EXERCISE
Quote the whole listing word for word. Do not include the pictures.

EXCERPTED DATA
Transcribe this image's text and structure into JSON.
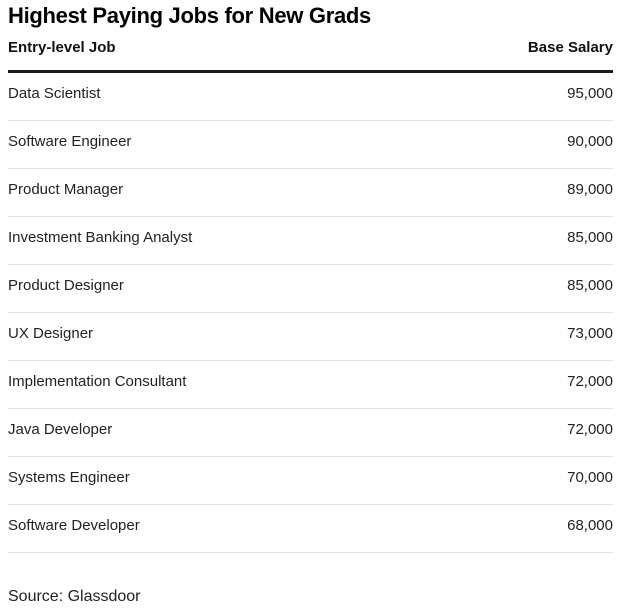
{
  "title": "Highest Paying Jobs for New Grads",
  "source": "Source: Glassdoor",
  "chart_data": {
    "type": "table",
    "title": "Highest Paying Jobs for New Grads",
    "columns": [
      "Entry-level Job",
      "Base Salary"
    ],
    "rows": [
      {
        "job": "Data Scientist",
        "salary": "95,000"
      },
      {
        "job": "Software Engineer",
        "salary": "90,000"
      },
      {
        "job": "Product Manager",
        "salary": "89,000"
      },
      {
        "job": "Investment Banking Analyst",
        "salary": "85,000"
      },
      {
        "job": "Product Designer",
        "salary": "85,000"
      },
      {
        "job": "UX Designer",
        "salary": "73,000"
      },
      {
        "job": "Implementation Consultant",
        "salary": "72,000"
      },
      {
        "job": "Java Developer",
        "salary": "72,000"
      },
      {
        "job": "Systems Engineer",
        "salary": "70,000"
      },
      {
        "job": "Software Developer",
        "salary": "68,000"
      }
    ]
  }
}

THE REPLY
Transcribe this image's text and structure into JSON.
{
  "title": "Highest Paying Jobs for New Grads",
  "source": "Source: Glassdoor",
  "chart_data": {
    "type": "table",
    "title": "Highest Paying Jobs for New Grads",
    "columns": [
      "Entry-level Job",
      "Base Salary"
    ],
    "rows": [
      {
        "job": "Data Scientist",
        "salary": "95,000"
      },
      {
        "job": "Software Engineer",
        "salary": "90,000"
      },
      {
        "job": "Product Manager",
        "salary": "89,000"
      },
      {
        "job": "Investment Banking Analyst",
        "salary": "85,000"
      },
      {
        "job": "Product Designer",
        "salary": "85,000"
      },
      {
        "job": "UX Designer",
        "salary": "73,000"
      },
      {
        "job": "Implementation Consultant",
        "salary": "72,000"
      },
      {
        "job": "Java Developer",
        "salary": "72,000"
      },
      {
        "job": "Systems Engineer",
        "salary": "70,000"
      },
      {
        "job": "Software Developer",
        "salary": "68,000"
      }
    ]
  }
}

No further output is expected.